Goal of the exercise: Narrow the data below down to the lines containing "leftist".

Material to process:
■ ■ ■ ■

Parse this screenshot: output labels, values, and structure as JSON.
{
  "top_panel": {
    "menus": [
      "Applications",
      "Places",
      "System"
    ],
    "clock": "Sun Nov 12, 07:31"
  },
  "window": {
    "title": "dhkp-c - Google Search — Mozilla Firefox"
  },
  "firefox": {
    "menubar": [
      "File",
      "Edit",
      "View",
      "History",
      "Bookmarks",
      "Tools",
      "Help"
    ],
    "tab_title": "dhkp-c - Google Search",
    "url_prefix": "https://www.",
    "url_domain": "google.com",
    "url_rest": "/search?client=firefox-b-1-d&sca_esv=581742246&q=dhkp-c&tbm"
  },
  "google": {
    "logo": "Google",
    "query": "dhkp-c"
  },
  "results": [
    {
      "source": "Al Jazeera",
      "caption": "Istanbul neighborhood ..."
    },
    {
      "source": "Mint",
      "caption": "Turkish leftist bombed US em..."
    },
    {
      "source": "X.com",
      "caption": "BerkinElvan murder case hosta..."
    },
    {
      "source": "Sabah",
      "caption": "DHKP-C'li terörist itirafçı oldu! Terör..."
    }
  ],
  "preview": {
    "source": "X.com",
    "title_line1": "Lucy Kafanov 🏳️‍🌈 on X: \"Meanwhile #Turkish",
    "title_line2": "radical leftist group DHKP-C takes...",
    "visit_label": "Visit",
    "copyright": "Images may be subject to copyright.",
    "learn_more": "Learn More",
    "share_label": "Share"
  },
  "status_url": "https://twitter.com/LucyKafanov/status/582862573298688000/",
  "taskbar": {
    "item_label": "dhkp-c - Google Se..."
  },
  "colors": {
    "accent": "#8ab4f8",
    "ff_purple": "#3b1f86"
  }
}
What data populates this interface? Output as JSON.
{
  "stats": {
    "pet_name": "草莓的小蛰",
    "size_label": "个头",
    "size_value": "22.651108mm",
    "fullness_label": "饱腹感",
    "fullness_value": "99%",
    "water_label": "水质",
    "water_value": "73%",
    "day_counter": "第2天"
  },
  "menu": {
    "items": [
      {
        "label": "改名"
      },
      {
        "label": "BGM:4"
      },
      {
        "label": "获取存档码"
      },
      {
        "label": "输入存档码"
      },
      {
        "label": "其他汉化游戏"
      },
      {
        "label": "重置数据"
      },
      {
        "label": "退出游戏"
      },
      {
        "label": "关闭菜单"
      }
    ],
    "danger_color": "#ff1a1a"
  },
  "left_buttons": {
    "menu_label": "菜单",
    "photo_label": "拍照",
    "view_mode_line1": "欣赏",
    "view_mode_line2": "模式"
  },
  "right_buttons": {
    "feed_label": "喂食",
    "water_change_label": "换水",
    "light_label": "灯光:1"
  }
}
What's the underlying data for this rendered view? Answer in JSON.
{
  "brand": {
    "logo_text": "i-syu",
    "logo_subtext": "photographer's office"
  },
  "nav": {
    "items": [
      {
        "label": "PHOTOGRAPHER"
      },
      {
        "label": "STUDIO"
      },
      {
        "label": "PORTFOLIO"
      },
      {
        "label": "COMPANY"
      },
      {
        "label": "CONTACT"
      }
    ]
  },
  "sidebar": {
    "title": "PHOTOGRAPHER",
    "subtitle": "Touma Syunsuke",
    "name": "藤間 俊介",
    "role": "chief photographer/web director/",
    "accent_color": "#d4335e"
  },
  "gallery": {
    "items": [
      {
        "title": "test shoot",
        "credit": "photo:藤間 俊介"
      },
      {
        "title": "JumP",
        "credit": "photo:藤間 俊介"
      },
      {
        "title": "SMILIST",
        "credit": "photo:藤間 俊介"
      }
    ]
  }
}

■ ■ ■ ■

Answer for this exercise:
      "caption": "Turkish leftist bombed US em..."
    "title_line2": "radical leftist group DHKP-C takes...",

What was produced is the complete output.